> **Sayfa alıntısı**
----------------------------------------

Kaynak: Sahîh-i Buhârî, Kitâbuz-zekât
Konu: Müzdelifedeki Bu Akşam Ve Yatsı Namazlarından Herbiri İçin Ezan Ve İkaamet Eden Kimse Bâbı
1702-) Salim şöyle demiştir: Abdullah ibn Umer(radıyallahü anh) kendi ailesinin zaîf kişilerini önden gönderir idi de, onlar geceleyin Müzde­life'de el-Meş'aru’l-Harâm'ın yanında vakfe yaparlar, Azız ve Celîl olan Allah'ı hatırlarına gelen zikirlerle zikrederler, duâ ederler. Son­ra imâmın Minâ'da vakfe yapmasından evvel ve Minâ'ya hareketin­den önce, Minâ'ya dönerlerdi. Artık onlardan kimi Minâ'ya sabah namazı vaktinde gelir, kimi de bundan sonra gelirdi. Minâ'ya gel­dikleri zaman Akabe cemresine taşları atarlardı. İbnu Umer: Rasû­lullah (sallallahü aleyhi ve sellem) bu zaîf kimseler hakkında böyle yapmalarına ruhsat verdi der idi .

----------------------------------------

> **Sağlanan bilgiler**
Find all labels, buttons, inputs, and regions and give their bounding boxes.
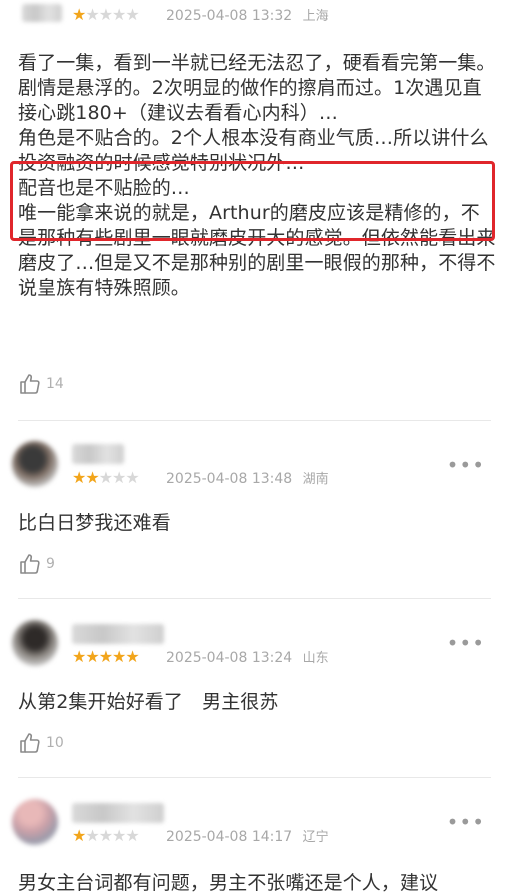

----------------------------------------

> **Görevleriniz**
a. Sayfa alıntısını iki cümleyle özetleyin.
b. Sayfa alıntısında adı geçen yerlerin hepsini, her birini bir kez yazarak sıralayın.
c. Sayfa alıntısında "Kaynak: Sahîh-i Buhârî, Kitâbuz-zekât" sözlerini içeren ifadeyle açılıp "verdi der idi ." ile kapanan bölümü harfi harfine kopyalayın.
Bu işleri yapmak için listeye bakmanız gerekmez.

> **Yanıtlar**
a. Abdullah ibn Umer, ailesinin zaîf kişilerini önden gönderirdi; onlar geceleyin Müzdelife'de el-Meş'aru'l-Harâm'ın yanında vakfe yapıp Allah'ı zikreder ve duâ ederler, imâmın Minâ'da vakfe yapmasından ve oraya hareketinden önce Minâ'ya dönüp Akabe cemresine taş atarlardı. İbnu Umer, Rasûlullah'ın bu zaîf kimselere böyle yapmaları için ruhsat verdiğini söylerdi.

b. Müzdelife, el-Meş'aru'l-Harâm, Minâ, Akabe cemresi

c.
Kaynak: Sahîh-i Buhârî, Kitâbuz-zekât
Konu: Müzdelifedeki Bu Akşam Ve Yatsı Namazlarından Herbiri İçin Ezan Ve İkaamet Eden Kimse Bâbı
1702-) Salim şöyle demiştir: Abdullah ibn Umer(radıyallahü anh) kendi ailesinin zaîf kişilerini önden gönderir idi de, onlar geceleyin Müzde­life'de el-Meş'aru’l-Harâm'ın yanında vakfe yaparlar, Azız ve Celîl olan Allah'ı hatırlarına gelen zikirlerle zikrederler, duâ ederler. Son­ra imâmın Minâ'da vakfe yapmasından evvel ve Minâ'ya hareketin­den önce, Minâ'ya dönerlerdi. Artık onlardan kimi Minâ'ya sabah namazı vaktinde gelir, kimi de bundan sonra gelirdi. Minâ'ya gel­dikleri zaman Akabe cemresine taşları atarlardı. İbnu Umer: Rasû­lullah (sallallahü aleyhi ve sellem) bu zaîf kimseler hakkında böyle yapmalarına ruhsat verdi der idi .